• _OBJECTIVE 1_: Please print the stretch of the spinlock thread from "Yes, I agree" through "this suggestion.", copying it word for word.

* start PASSAGE *

Hi Matthias and Robert,

Matthias van de Meent <boekewurm+postg...@gmail.com> writes:

> On Thu, 4 Jan 2024 at 08:09, Andy Fan <zhihuifan1...@163.com> wrote:
>>
>> My question is if someone doesn't obey the rule by mistake (everyone
>> can make mistake), shall we PANIC on a production environment? IMO I
>> think it can be a WARNING on a production environment and be a stuck
>> when 'ifdef USE_ASSERT_CHECKING'.
>> [...]
>> I think a experienced engineer like Thomas can make this mistake and the
>> patch was reviewed by 3 peoples, the bug is still there. It is not easy
>> to say just don't do it.
>>
>> the attached code show the prototype in my mind. Any feedback is welcome.
>
> While I understand your point and could maybe agree with the change
> itself (a crash isn't great),

It's great that both of you agree that the crash is not great. 

> I don't think it's an appropriate fix
> for the problem of holding a spinlock while waiting for a LwLock, as
> spin.h specifically mentions the following (and you quoted the same):
>
> """
> Keep in mind the coding rule that spinlocks must not be held for more
> than a few instructions.
> """

Yes, I agree that the known [LW]LockAcquire after holding a Spin lock
should be fixed at the first chance rather than pander to it with my
previous patch. My previous patch just take care of the *unknown*
cases (and I cced thomas in the hope that he knows the bug). I also
agree that the special case about [LW]LockAcquire should be detected
more effective as you suggested below. So v2 comes and commit 2 is for
this suggestion. 

>
> I suspect that we'd be better off with stronger protections against
> waiting for LwLocks while we hold any spin lock. More specifically,
> I'm thinking about something like tracking how many spin locks we
> hold, and Assert()-ing that we don't hold any such locks when we start
> to wait for an LwLock or run CHECK_FOR_INTERRUPTS-related code (with
> potential manual contextual overrides in specific areas of code where
> specific care has been taken to make it safe to hold spin locks while
> doing those operations - although I consider their existence unlikely
> I can't rule them out as I've yet to go through all lock-touching
> code). This would probably work in a similar manner as
> START_CRIT_SECTION/END_CRIT_SECTION.

* end PASSAGE *
* start DATASET ROWS *

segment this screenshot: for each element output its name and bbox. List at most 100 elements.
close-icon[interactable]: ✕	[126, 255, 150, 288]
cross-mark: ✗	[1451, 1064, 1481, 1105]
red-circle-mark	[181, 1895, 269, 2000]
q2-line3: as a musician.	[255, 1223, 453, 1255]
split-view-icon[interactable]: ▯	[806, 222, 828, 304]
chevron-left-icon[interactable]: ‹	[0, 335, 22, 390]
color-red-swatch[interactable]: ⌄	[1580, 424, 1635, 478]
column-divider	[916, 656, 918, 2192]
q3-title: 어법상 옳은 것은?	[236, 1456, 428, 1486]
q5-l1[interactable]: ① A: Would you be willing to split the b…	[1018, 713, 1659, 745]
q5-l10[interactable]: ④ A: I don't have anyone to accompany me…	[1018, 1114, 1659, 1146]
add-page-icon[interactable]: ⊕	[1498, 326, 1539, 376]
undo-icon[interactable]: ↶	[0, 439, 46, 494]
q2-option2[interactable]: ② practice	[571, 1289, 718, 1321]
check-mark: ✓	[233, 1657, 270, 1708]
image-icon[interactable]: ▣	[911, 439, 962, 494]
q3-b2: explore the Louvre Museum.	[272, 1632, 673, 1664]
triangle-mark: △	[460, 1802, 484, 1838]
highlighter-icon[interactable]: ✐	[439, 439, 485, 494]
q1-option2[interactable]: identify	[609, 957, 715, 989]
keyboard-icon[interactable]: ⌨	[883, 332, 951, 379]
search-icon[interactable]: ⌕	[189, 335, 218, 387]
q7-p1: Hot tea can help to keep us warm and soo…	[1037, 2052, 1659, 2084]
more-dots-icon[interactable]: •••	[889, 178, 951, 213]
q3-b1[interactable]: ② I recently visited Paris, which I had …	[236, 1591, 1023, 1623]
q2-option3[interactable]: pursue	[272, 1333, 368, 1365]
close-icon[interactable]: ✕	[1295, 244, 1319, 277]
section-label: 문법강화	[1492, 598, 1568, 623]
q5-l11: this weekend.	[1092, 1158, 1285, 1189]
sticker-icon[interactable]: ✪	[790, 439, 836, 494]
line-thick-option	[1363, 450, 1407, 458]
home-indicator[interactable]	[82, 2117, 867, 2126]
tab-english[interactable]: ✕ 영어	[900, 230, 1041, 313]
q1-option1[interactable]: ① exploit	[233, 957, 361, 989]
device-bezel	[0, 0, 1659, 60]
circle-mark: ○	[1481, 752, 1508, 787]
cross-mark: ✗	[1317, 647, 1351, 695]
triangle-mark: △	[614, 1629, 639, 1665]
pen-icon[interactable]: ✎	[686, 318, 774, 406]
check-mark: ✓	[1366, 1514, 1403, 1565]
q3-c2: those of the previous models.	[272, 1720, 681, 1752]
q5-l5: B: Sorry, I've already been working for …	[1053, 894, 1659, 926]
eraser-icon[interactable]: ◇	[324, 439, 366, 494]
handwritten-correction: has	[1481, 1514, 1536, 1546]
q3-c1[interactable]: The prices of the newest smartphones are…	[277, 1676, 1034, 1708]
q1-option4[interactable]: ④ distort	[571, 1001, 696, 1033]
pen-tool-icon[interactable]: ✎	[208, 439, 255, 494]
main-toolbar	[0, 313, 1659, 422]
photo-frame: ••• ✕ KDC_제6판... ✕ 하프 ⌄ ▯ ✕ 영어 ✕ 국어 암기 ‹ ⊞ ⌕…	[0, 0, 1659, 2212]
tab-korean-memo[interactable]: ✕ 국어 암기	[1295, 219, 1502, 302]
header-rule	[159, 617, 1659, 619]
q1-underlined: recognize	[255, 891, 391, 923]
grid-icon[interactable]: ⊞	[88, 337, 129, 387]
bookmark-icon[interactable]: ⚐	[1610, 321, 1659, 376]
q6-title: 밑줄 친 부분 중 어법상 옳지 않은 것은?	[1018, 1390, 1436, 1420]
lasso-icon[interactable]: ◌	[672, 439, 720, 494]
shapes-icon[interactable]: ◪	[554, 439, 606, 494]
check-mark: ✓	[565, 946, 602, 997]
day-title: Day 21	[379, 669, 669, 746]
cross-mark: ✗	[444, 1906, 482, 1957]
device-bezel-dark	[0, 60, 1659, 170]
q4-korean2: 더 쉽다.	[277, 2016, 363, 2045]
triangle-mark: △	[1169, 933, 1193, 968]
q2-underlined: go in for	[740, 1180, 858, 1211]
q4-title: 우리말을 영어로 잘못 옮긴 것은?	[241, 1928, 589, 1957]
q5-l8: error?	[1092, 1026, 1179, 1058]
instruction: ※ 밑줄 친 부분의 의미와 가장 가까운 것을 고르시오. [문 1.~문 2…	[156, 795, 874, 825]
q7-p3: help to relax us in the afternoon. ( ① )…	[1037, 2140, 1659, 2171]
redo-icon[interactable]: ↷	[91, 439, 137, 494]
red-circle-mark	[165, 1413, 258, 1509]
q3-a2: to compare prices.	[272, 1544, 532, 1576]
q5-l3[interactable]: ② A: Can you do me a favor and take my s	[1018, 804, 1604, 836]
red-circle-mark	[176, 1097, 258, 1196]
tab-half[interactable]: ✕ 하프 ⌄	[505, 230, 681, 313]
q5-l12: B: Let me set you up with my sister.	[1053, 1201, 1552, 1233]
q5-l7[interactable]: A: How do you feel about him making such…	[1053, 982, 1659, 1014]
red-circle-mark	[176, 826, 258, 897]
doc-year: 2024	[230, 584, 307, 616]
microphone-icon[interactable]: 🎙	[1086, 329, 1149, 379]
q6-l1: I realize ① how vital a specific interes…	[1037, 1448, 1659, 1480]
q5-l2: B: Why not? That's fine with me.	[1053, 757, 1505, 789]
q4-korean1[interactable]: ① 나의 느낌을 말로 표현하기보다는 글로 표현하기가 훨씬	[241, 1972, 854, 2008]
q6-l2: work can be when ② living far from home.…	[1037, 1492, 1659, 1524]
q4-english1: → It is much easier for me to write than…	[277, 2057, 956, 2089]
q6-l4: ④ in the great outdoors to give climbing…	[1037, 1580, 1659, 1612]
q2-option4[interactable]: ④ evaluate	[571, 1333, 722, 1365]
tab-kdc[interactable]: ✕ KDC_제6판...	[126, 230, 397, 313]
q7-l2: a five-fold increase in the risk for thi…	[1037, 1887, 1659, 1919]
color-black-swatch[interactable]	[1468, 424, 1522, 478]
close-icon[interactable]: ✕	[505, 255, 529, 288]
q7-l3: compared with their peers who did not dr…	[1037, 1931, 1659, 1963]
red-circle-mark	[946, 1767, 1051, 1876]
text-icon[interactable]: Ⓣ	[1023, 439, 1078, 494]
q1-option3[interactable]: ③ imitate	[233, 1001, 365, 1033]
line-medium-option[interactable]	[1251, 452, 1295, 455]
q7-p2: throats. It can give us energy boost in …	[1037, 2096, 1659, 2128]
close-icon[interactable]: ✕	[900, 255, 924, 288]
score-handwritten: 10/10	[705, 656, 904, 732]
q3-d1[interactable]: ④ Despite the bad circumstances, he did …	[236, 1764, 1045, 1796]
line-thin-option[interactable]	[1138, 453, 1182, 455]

* end DATASET ROWS *

• _OBJECTIVE 2_: Arrange the rows as a numbered list, from the first row through the row that contains "1158, 1285, 1189]", with both included and blank lines omitted.

• _FINISHED ANSWER 1_:
Yes, I agree that the known [LW]LockAcquire after holding a Spin lock
should be fixed at the first chance rather than pander to it with my
previous patch. My previous patch just take care of the *unknown*
cases (and I cced thomas in the hope that he knows the bug). I also
agree that the special case about [LW]LockAcquire should be detected
more effective as you suggested below. So v2 comes and commit 2 is for
this suggestion.

• _FINISHED ANSWER 2_:
1. segment this screenshot: for each element output its name and bbox. List at most 100 elements.
2. close-icon[interactable]: ✕	[126, 255, 150, 288]
3. cross-mark: ✗	[1451, 1064, 1481, 1105]
4. red-circle-mark	[181, 1895, 269, 2000]
5. q2-line3: as a musician.	[255, 1223, 453, 1255]
6. split-view-icon[interactable]: ▯	[806, 222, 828, 304]
7. chevron-left-icon[interactable]: ‹	[0, 335, 22, 390]
8. color-red-swatch[interactable]: ⌄	[1580, 424, 1635, 478]
9. column-divider	[916, 656, 918, 2192]
10. q3-title: 어법상 옳은 것은?	[236, 1456, 428, 1486]
11. q5-l1[interactable]: ① A: Would you be willing to split the b…	[1018, 713, 1659, 745]
12. q5-l10[interactable]: ④ A: I don't have anyone to accompany me…	[1018, 1114, 1659, 1146]
13. add-page-icon[interactable]: ⊕	[1498, 326, 1539, 376]
14. undo-icon[interactable]: ↶	[0, 439, 46, 494]
15. q2-option2[interactable]: ② practice	[571, 1289, 718, 1321]
16. check-mark: ✓	[233, 1657, 270, 1708]
17. image-icon[interactable]: ▣	[911, 439, 962, 494]
18. q3-b2: explore the Louvre Museum.	[272, 1632, 673, 1664]
19. triangle-mark: △	[460, 1802, 484, 1838]
20. highlighter-icon[interactable]: ✐	[439, 439, 485, 494]
21. q1-option2[interactable]: identify	[609, 957, 715, 989]
22. keyboard-icon[interactable]: ⌨	[883, 332, 951, 379]
23. search-icon[interactable]: ⌕	[189, 335, 218, 387]
24. q7-p1: Hot tea can help to keep us warm and soo…	[1037, 2052, 1659, 2084]
25. more-dots-icon[interactable]: •••	[889, 178, 951, 213]
26. q3-b1[interactable]: ② I recently visited Paris, which I had …	[236, 1591, 1023, 1623]
27. q2-option3[interactable]: pursue	[272, 1333, 368, 1365]
28. close-icon[interactable]: ✕	[1295, 244, 1319, 277]
29. section-label: 문법강화	[1492, 598, 1568, 623]
30. q5-l11: this weekend.	[1092, 1158, 1285, 1189]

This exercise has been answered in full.